> [TASK STATEMENT]: Transcribe all of the records word for word, but omit the pictures.

> [RECORDS FOR THIS EXERCISE]:
________
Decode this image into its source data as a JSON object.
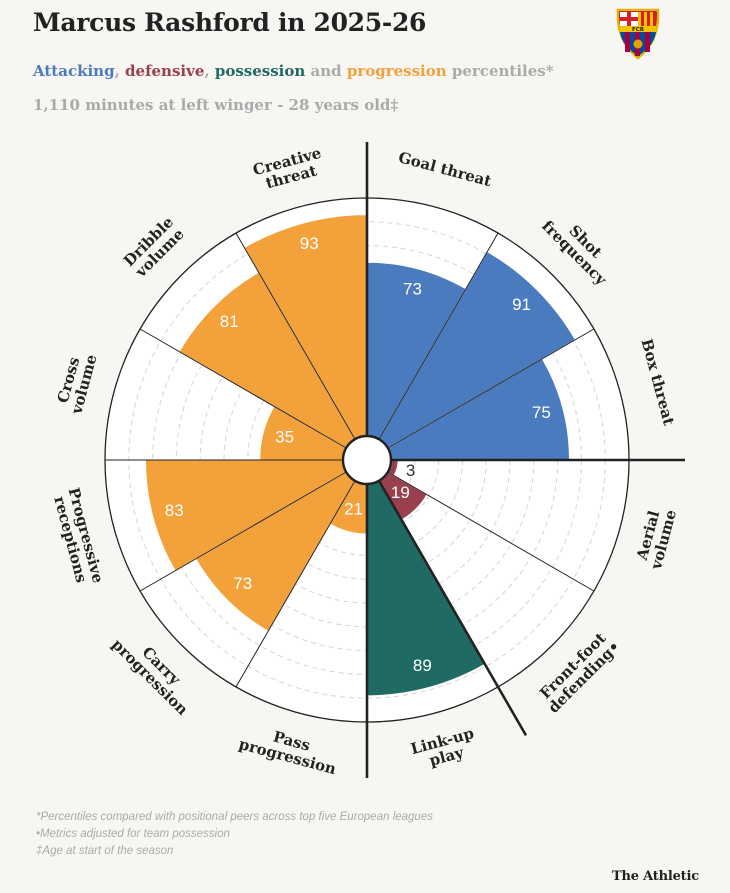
{
  "title": "Marcus Rashford in 2025-26",
  "subtitle": {
    "attacking": "Attacking",
    "sep1": ", ",
    "defensive": "defensive",
    "sep2": ", ",
    "possession": "possession",
    "and": " and ",
    "progression": "progression",
    "rest": " percentiles*"
  },
  "meta": "1,110 minutes at left winger - 28 years old‡",
  "crest": {
    "letters": "FCB",
    "icon": "fc-barcelona-crest"
  },
  "footnotes": [
    "*Percentiles compared with positional peers across top five European leagues",
    "•Metrics adjusted for team possession",
    "‡Age at start of the season"
  ],
  "brand": "The Athletic",
  "colors": {
    "attacking": "#4a7bbf",
    "defensive": "#98404e",
    "possession": "#1f6a63",
    "progression": "#f3a13a"
  },
  "chart_data": {
    "type": "polar-bar",
    "range": [
      0,
      100
    ],
    "grid": true,
    "metrics": [
      {
        "label": [
          "Goal threat"
        ],
        "value": 73,
        "group": "attacking"
      },
      {
        "label": [
          "Shot",
          "frequency"
        ],
        "value": 91,
        "group": "attacking"
      },
      {
        "label": [
          "Box threat"
        ],
        "value": 75,
        "group": "attacking"
      },
      {
        "label": [
          "Aerial",
          "volume"
        ],
        "value": 3,
        "group": "defensive"
      },
      {
        "label": [
          "Front-foot",
          "defending•"
        ],
        "value": 19,
        "group": "defensive"
      },
      {
        "label": [
          "Link-up",
          "play"
        ],
        "value": 89,
        "group": "possession"
      },
      {
        "label": [
          "Pass",
          "progression"
        ],
        "value": 21,
        "group": "progression"
      },
      {
        "label": [
          "Carry",
          "progression"
        ],
        "value": 73,
        "group": "progression"
      },
      {
        "label": [
          "Progressive",
          "receptions"
        ],
        "value": 83,
        "group": "progression"
      },
      {
        "label": [
          "Cross",
          "volume"
        ],
        "value": 35,
        "group": "progression"
      },
      {
        "label": [
          "Dribble",
          "volume"
        ],
        "value": 81,
        "group": "progression"
      },
      {
        "label": [
          "Creative",
          "threat"
        ],
        "value": 93,
        "group": "progression"
      }
    ]
  }
}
________
> [THE OUTPUT]:
Decode this image into its source data as a JSON object.
{
  "title": "Marcus Rashford in 2025-26",
  "subtitle": {
    "attacking": "Attacking",
    "sep1": ", ",
    "defensive": "defensive",
    "sep2": ", ",
    "possession": "possession",
    "and": " and ",
    "progression": "progression",
    "rest": " percentiles*"
  },
  "meta": "1,110 minutes at left winger - 28 years old‡",
  "crest": {
    "letters": "FCB",
    "icon": "fc-barcelona-crest"
  },
  "footnotes": [
    "*Percentiles compared with positional peers across top five European leagues",
    "•Metrics adjusted for team possession",
    "‡Age at start of the season"
  ],
  "brand": "The Athletic",
  "colors": {
    "attacking": "#4a7bbf",
    "defensive": "#98404e",
    "possession": "#1f6a63",
    "progression": "#f3a13a"
  },
  "chart_data": {
    "type": "polar-bar",
    "range": [
      0,
      100
    ],
    "grid": true,
    "metrics": [
      {
        "label": [
          "Goal threat"
        ],
        "value": 73,
        "group": "attacking"
      },
      {
        "label": [
          "Shot",
          "frequency"
        ],
        "value": 91,
        "group": "attacking"
      },
      {
        "label": [
          "Box threat"
        ],
        "value": 75,
        "group": "attacking"
      },
      {
        "label": [
          "Aerial",
          "volume"
        ],
        "value": 3,
        "group": "defensive"
      },
      {
        "label": [
          "Front-foot",
          "defending•"
        ],
        "value": 19,
        "group": "defensive"
      },
      {
        "label": [
          "Link-up",
          "play"
        ],
        "value": 89,
        "group": "possession"
      },
      {
        "label": [
          "Pass",
          "progression"
        ],
        "value": 21,
        "group": "progression"
      },
      {
        "label": [
          "Carry",
          "progression"
        ],
        "value": 73,
        "group": "progression"
      },
      {
        "label": [
          "Progressive",
          "receptions"
        ],
        "value": 83,
        "group": "progression"
      },
      {
        "label": [
          "Cross",
          "volume"
        ],
        "value": 35,
        "group": "progression"
      },
      {
        "label": [
          "Dribble",
          "volume"
        ],
        "value": 81,
        "group": "progression"
      },
      {
        "label": [
          "Creative",
          "threat"
        ],
        "value": 93,
        "group": "progression"
      }
    ]
  }
}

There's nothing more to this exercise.